Task brief >>
Set down each entry from the block beneath, exactly as written.

··········

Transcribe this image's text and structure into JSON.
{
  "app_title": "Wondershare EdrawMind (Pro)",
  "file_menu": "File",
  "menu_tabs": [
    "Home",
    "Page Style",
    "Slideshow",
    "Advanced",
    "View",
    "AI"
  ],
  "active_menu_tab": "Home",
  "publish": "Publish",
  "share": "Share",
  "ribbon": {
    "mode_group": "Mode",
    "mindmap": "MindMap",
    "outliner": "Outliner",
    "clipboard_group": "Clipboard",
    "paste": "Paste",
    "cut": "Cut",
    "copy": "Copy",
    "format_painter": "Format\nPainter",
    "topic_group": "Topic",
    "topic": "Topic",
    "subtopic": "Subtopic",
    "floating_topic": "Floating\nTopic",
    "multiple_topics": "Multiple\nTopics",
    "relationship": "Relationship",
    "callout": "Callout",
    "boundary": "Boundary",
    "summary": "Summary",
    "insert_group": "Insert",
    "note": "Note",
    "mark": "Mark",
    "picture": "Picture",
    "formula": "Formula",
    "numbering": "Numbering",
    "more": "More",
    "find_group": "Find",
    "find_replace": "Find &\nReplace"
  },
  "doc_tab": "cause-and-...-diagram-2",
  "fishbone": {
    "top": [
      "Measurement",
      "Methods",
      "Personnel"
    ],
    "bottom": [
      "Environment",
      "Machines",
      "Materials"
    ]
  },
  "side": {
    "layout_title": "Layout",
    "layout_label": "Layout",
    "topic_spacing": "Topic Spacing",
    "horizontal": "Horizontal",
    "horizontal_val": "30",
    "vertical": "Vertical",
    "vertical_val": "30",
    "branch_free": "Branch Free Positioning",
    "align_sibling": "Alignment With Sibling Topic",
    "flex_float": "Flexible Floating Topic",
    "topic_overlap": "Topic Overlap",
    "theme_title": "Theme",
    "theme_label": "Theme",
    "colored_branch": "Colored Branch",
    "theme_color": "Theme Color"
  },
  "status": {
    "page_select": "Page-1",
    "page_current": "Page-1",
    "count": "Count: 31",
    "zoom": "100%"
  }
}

··········

Task answer >>
Transcribe this image's text and structure into JSON.
{
  "app_title": "Wondershare EdrawMind (Pro)",
  "file_menu": "File",
  "menu_tabs": [
    "Home",
    "Page Style",
    "Slideshow",
    "Advanced",
    "View",
    "AI"
  ],
  "active_menu_tab": "Home",
  "publish": "Publish",
  "share": "Share",
  "ribbon": {
    "mode_group": "Mode",
    "mindmap": "MindMap",
    "outliner": "Outliner",
    "clipboard_group": "Clipboard",
    "paste": "Paste",
    "cut": "Cut",
    "copy": "Copy",
    "format_painter": "Format\nPainter",
    "topic_group": "Topic",
    "topic": "Topic",
    "subtopic": "Subtopic",
    "floating_topic": "Floating\nTopic",
    "multiple_topics": "Multiple\nTopics",
    "relationship": "Relationship",
    "callout": "Callout",
    "boundary": "Boundary",
    "summary": "Summary",
    "insert_group": "Insert",
    "note": "Note",
    "mark": "Mark",
    "picture": "Picture",
    "formula": "Formula",
    "numbering": "Numbering",
    "more": "More",
    "find_group": "Find",
    "find_replace": "Find &\nReplace"
  },
  "doc_tab": "cause-and-...-diagram-2",
  "fishbone": {
    "top": [
      "Measurement",
      "Methods",
      "Personnel"
    ],
    "bottom": [
      "Environment",
      "Machines",
      "Materials"
    ]
  },
  "side": {
    "layout_title": "Layout",
    "layout_label": "Layout",
    "topic_spacing": "Topic Spacing",
    "horizontal": "Horizontal",
    "horizontal_val": "30",
    "vertical": "Vertical",
    "vertical_val": "30",
    "branch_free": "Branch Free Positioning",
    "align_sibling": "Alignment With Sibling Topic",
    "flex_float": "Flexible Floating Topic",
    "topic_overlap": "Topic Overlap",
    "theme_title": "Theme",
    "theme_label": "Theme",
    "colored_branch": "Colored Branch",
    "theme_color": "Theme Color"
  },
  "status": {
    "page_select": "Page-1",
    "page_current": "Page-1",
    "count": "Count: 31",
    "zoom": "100%"
  }
}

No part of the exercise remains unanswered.